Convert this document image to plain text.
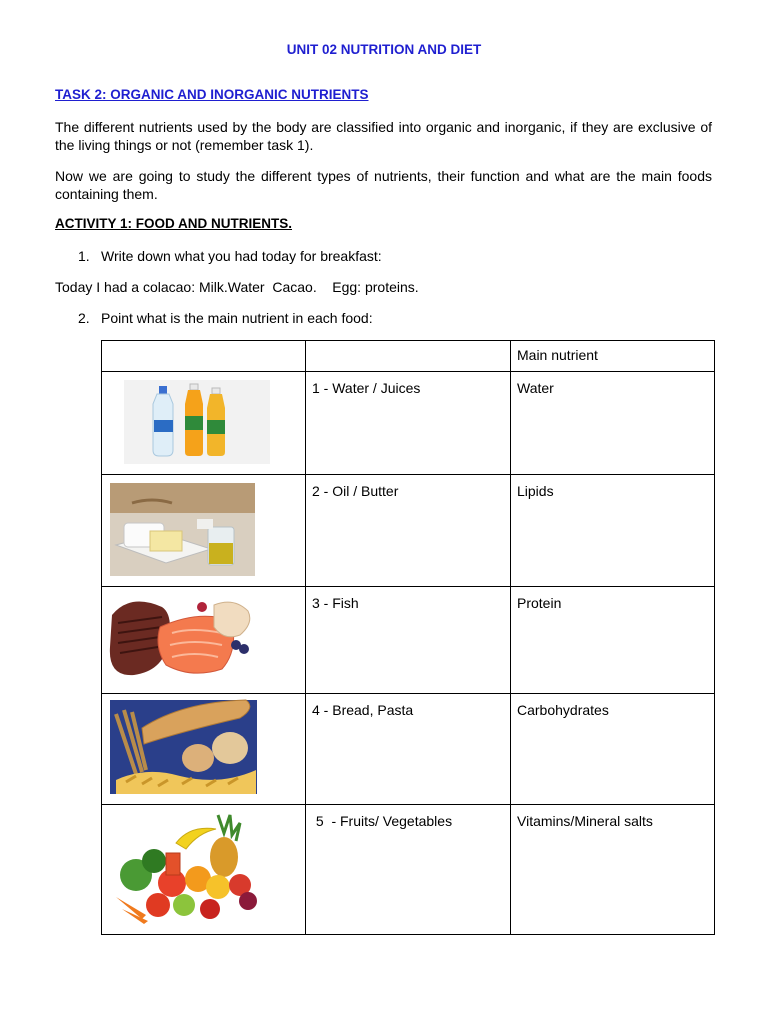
UNIT 02 NUTRITION AND DIET
TASK 2: ORGANIC AND INORGANIC NUTRIENTS
The different nutrients used by the body are classified into organic and inorganic, if they are exclusive of the living things or not (remember task 1).
Now we are going to study the different types of nutrients, their function and what are the main foods containing them.
ACTIVITY 1: FOOD AND NUTRIENTS.
1. Write down what you had today for breakfast:
Today I had a colacao: Milk.Water  Cacao.    Egg: proteins.
2. Point what is the main nutrient in each food:
		Main nutrient

	1 - Water / Juices	Water

	2 - Oil / Butter	Lipids

	3 - Fish	Protein

	4 - Bread, Pasta	Carbohydrates

	5  - Fruits/ Vegetables	Vitamins/Mineral salts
══════════
**Your task:** Every record above must reappear exactly in the answer, minus its pictures.

**Exercise answer:**
Convert this document image to plain text.
UNIT 02 NUTRITION AND DIET
TASK 2: ORGANIC AND INORGANIC NUTRIENTS
The different nutrients used by the body are classified into organic and inorganic, if they are exclusive of the living things or not (remember task 1).
Now we are going to study the different types of nutrients, their function and what are the main foods containing them.
ACTIVITY 1: FOOD AND NUTRIENTS.
1. Write down what you had today for breakfast:
Today I had a colacao: Milk.Water  Cacao.    Egg: proteins.
2. Point what is the main nutrient in each food:
		Main nutrient

	1 - Water / Juices	Water

	2 - Oil / Butter	Lipids

	3 - Fish	Protein

	4 - Bread, Pasta	Carbohydrates

	5  - Fruits/ Vegetables	Vitamins/Mineral salts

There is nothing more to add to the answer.